**Aim of the exercise**
Work through the material below line by line and say how many lines include the word "日常生活での不便". Only the number, please.

Saved data entries:

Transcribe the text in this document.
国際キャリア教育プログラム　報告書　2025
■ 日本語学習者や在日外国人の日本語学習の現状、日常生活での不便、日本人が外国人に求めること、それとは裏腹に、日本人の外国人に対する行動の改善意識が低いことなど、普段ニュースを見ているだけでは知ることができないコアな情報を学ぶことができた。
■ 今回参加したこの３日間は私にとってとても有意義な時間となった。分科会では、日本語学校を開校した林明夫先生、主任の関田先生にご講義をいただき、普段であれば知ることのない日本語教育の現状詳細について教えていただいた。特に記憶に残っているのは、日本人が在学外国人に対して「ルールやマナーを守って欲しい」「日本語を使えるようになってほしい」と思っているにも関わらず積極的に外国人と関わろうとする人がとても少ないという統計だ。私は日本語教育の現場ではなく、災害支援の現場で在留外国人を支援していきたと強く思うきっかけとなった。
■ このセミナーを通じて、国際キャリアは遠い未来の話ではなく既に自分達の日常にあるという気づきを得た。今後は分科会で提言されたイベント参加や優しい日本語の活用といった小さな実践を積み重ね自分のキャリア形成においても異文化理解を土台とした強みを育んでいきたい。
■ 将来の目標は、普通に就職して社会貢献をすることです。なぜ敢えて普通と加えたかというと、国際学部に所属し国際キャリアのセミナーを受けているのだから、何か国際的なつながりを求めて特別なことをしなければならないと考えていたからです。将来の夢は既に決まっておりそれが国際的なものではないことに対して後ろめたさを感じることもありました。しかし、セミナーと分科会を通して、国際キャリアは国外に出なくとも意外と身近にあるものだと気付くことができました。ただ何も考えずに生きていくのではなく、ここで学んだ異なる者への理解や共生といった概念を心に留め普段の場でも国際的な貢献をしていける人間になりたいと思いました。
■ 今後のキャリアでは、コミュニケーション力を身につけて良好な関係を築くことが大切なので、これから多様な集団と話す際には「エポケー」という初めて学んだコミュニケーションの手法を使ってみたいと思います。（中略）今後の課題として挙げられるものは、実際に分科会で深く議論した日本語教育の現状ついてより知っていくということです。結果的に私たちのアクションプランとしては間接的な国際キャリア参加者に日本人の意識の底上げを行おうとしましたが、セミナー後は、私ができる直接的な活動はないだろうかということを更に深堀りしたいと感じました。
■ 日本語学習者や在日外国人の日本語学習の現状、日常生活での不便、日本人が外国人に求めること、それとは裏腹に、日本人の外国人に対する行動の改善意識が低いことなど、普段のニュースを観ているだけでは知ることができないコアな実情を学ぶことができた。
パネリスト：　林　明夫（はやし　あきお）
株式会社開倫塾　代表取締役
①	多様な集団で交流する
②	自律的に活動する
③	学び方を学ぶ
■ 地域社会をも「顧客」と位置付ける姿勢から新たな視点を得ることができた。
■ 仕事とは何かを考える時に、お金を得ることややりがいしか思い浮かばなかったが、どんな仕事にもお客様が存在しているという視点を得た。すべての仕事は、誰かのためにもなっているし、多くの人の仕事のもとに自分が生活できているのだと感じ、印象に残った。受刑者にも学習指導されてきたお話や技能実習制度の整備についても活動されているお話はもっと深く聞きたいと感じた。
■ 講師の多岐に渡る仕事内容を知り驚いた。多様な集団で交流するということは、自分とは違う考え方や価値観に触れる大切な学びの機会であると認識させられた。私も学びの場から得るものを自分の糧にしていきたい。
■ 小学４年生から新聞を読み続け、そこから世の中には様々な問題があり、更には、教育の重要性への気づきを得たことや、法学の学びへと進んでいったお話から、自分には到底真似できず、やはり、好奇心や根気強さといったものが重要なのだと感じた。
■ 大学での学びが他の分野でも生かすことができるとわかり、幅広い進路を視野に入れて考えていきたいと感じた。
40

**Full answer**
2